(Entries from a dataset)
** START **
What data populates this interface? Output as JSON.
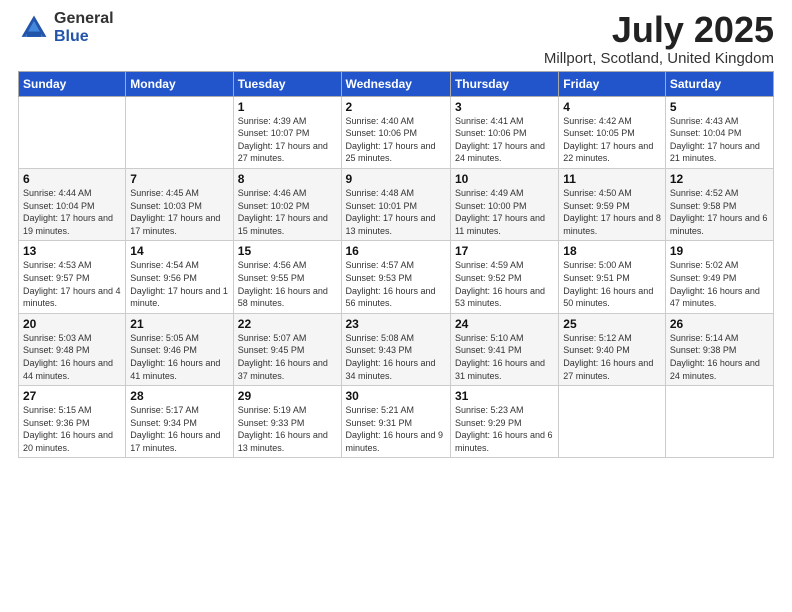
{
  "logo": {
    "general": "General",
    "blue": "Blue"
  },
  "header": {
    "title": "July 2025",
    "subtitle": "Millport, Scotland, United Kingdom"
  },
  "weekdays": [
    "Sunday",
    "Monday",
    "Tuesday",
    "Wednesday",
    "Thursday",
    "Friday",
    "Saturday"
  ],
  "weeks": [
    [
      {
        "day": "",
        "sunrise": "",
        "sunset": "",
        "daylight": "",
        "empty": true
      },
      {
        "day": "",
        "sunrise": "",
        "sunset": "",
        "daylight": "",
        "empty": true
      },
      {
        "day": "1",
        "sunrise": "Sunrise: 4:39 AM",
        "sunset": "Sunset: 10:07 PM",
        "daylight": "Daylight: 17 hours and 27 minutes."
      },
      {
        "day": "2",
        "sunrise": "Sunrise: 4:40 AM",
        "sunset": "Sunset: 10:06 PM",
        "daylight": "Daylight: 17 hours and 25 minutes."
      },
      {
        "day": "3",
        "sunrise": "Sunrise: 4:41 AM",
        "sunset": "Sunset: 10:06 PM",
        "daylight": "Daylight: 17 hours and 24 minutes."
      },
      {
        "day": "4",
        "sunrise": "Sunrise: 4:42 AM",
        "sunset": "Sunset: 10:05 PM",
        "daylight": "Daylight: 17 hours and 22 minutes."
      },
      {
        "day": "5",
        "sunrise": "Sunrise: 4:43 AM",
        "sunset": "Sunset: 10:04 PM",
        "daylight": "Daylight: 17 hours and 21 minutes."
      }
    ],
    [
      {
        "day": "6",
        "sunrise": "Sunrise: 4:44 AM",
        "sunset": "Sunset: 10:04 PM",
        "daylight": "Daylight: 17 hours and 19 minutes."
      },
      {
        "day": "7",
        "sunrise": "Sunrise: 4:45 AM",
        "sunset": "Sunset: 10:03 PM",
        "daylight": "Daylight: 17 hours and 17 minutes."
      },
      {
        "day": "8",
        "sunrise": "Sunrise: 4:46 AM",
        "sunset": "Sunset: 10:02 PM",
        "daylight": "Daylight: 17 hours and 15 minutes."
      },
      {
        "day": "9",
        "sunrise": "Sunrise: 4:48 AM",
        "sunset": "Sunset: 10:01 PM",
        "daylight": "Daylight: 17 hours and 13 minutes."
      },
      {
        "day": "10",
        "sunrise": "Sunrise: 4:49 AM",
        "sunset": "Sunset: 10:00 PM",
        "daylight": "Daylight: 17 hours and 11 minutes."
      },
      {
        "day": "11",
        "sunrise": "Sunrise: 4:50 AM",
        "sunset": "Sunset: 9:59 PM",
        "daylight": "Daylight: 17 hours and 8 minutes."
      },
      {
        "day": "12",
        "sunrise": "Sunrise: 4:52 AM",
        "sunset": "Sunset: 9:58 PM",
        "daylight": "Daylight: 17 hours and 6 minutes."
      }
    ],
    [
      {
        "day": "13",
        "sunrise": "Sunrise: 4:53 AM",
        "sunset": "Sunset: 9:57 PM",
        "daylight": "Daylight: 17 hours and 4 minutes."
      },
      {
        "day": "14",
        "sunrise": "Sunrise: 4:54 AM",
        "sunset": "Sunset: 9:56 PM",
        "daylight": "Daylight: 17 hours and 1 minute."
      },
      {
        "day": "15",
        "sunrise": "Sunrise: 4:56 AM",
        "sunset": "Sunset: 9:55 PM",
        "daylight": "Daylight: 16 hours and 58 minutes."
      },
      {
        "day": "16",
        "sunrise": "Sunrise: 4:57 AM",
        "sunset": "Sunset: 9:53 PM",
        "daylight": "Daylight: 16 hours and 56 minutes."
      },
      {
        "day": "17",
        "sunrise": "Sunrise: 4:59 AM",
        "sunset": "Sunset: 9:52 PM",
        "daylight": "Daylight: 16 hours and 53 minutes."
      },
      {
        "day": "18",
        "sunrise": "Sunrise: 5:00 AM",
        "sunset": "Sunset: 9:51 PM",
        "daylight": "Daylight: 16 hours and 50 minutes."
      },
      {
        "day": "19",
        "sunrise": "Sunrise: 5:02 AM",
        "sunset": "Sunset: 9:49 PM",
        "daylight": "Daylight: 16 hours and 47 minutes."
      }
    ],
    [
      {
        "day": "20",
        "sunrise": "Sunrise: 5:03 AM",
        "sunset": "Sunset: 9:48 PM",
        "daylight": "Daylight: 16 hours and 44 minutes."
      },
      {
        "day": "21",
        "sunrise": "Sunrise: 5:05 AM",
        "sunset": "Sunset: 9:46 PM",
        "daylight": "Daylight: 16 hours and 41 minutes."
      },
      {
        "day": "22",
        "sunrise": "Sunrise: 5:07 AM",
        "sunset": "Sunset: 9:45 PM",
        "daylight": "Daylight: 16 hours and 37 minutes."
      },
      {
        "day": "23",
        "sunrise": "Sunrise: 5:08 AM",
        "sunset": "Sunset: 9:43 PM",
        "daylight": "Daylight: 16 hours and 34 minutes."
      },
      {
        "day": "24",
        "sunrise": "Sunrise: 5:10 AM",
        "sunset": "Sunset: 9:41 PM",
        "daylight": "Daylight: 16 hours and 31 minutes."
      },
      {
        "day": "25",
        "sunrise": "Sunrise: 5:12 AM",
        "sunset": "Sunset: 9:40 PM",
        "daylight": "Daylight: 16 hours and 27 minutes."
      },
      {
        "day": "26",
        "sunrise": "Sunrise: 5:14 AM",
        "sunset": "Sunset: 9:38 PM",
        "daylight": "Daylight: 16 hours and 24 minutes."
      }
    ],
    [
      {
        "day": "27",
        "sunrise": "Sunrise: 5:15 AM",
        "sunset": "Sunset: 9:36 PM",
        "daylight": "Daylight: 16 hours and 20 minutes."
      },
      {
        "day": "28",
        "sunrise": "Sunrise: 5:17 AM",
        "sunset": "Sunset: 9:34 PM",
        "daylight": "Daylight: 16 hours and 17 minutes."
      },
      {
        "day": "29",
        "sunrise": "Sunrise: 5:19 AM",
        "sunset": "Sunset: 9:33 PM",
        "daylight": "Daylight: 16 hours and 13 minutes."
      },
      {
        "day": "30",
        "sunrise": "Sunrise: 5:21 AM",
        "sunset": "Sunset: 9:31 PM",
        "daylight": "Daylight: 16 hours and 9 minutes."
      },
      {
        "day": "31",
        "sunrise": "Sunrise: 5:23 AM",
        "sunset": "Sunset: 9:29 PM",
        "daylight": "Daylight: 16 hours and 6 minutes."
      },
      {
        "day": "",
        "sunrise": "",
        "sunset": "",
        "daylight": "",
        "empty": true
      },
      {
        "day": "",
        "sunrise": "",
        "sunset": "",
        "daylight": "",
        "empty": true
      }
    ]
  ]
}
** END **
** START **
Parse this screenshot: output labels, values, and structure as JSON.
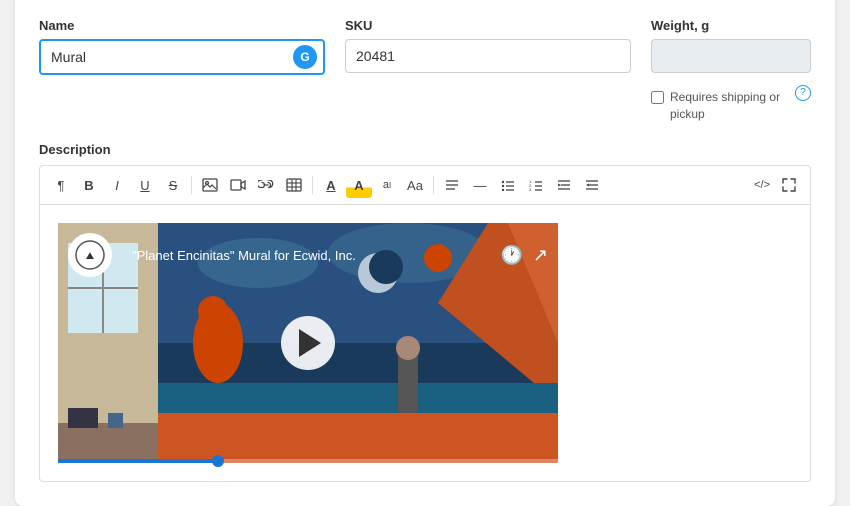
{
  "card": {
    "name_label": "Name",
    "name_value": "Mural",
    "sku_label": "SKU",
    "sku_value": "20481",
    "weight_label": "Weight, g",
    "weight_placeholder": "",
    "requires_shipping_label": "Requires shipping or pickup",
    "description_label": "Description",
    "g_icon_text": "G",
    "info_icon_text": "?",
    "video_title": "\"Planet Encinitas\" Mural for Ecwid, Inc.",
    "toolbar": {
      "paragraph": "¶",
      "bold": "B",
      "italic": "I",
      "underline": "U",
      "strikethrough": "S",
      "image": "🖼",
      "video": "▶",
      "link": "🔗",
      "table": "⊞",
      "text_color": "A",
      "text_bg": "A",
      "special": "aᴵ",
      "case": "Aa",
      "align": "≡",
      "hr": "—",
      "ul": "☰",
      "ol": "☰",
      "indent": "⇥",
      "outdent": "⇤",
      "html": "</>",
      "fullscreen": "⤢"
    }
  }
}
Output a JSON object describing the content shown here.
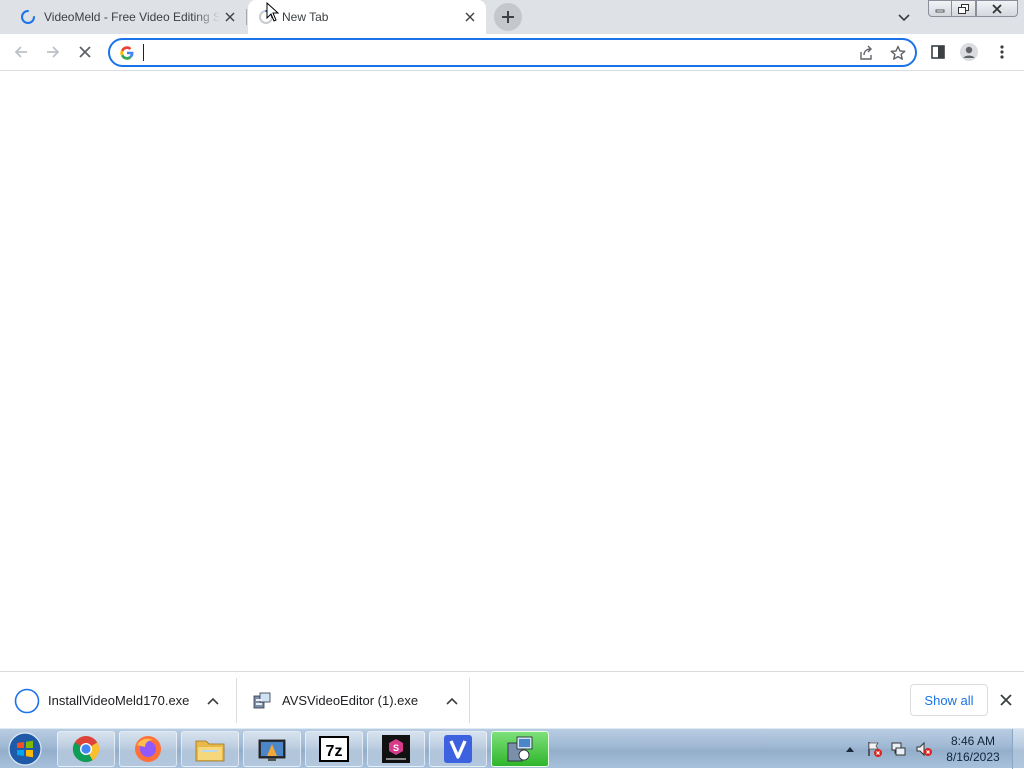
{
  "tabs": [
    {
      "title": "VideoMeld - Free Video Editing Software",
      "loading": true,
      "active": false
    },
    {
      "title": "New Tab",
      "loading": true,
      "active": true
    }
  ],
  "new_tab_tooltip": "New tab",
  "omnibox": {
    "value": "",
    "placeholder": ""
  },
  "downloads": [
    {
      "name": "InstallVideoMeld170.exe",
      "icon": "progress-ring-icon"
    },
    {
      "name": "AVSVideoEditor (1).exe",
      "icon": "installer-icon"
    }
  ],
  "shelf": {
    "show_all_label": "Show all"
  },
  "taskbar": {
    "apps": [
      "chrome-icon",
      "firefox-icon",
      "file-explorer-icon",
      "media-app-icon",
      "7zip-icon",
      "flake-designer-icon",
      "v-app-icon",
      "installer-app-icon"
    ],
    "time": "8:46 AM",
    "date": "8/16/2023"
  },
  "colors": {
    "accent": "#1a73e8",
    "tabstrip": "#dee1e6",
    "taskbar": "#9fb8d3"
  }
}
** END **
** START **
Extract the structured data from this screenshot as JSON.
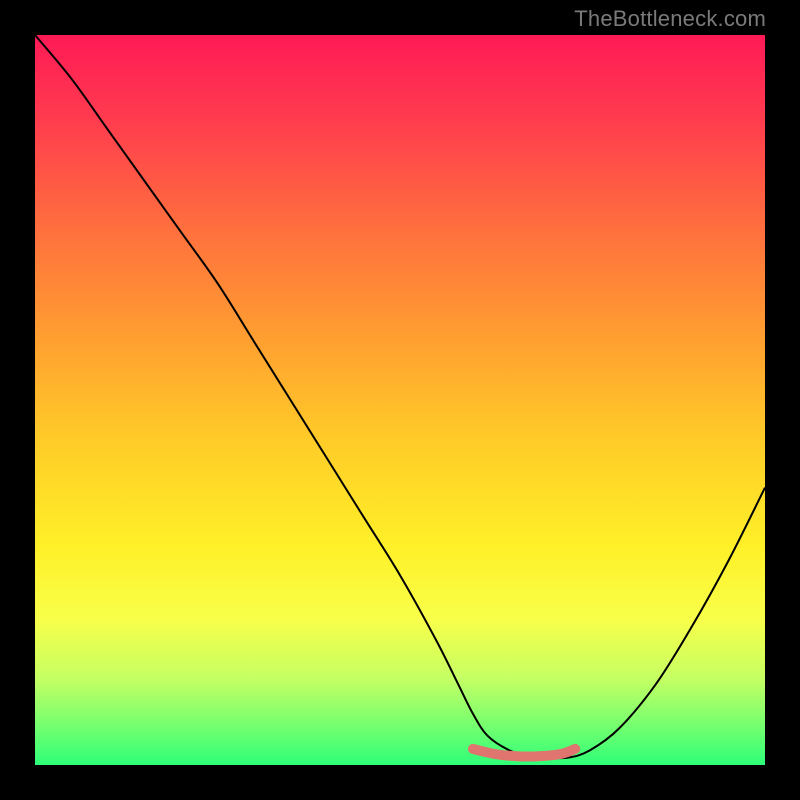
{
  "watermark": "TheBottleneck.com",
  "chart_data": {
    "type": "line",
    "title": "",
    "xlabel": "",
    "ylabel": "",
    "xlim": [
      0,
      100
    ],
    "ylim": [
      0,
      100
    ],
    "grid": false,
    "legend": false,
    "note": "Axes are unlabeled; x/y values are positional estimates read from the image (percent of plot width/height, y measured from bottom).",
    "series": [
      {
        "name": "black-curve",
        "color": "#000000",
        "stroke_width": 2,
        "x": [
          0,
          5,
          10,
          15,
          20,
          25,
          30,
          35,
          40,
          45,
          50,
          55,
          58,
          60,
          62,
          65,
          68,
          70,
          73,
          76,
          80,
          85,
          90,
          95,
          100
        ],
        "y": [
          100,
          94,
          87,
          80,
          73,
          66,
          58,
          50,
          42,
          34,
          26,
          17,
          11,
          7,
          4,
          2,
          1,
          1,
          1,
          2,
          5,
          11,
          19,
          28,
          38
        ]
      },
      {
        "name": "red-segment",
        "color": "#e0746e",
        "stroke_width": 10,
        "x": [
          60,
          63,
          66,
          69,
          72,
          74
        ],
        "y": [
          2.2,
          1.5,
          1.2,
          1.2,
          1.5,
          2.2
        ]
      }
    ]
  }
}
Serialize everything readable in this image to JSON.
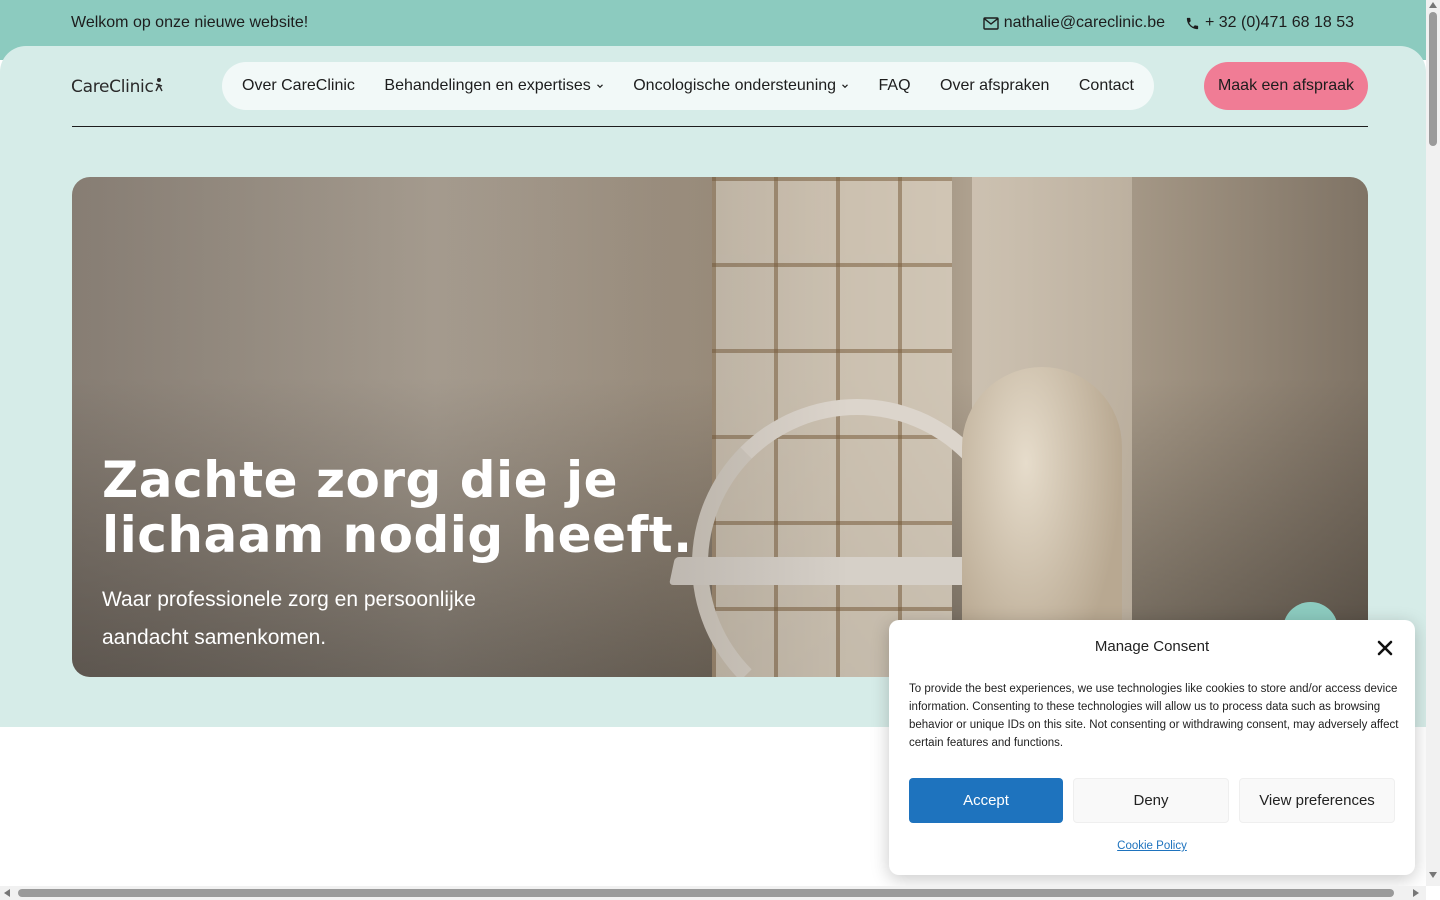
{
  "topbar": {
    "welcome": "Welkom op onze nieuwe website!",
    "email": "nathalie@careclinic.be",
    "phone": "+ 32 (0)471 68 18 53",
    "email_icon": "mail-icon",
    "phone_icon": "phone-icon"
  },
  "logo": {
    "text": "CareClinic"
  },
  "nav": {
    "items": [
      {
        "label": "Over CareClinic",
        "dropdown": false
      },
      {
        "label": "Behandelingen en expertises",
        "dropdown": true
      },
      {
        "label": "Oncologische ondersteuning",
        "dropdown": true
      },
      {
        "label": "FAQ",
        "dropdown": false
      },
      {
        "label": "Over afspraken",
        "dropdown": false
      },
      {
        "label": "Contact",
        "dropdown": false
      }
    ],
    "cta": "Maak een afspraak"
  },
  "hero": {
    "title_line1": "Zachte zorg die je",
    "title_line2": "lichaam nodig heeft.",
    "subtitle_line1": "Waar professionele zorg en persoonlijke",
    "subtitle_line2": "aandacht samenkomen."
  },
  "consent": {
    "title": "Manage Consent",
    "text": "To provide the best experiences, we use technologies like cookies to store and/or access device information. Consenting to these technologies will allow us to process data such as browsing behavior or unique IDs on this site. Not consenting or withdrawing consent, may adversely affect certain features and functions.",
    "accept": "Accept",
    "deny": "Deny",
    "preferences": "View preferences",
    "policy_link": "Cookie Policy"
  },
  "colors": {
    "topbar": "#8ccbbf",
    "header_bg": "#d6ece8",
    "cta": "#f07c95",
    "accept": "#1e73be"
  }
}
** END **
Locate the lines above that contain "phone" and copy them.

    "phone": "+ 32 (0)471 68 18 53",
    "phone_icon": "phone-icon"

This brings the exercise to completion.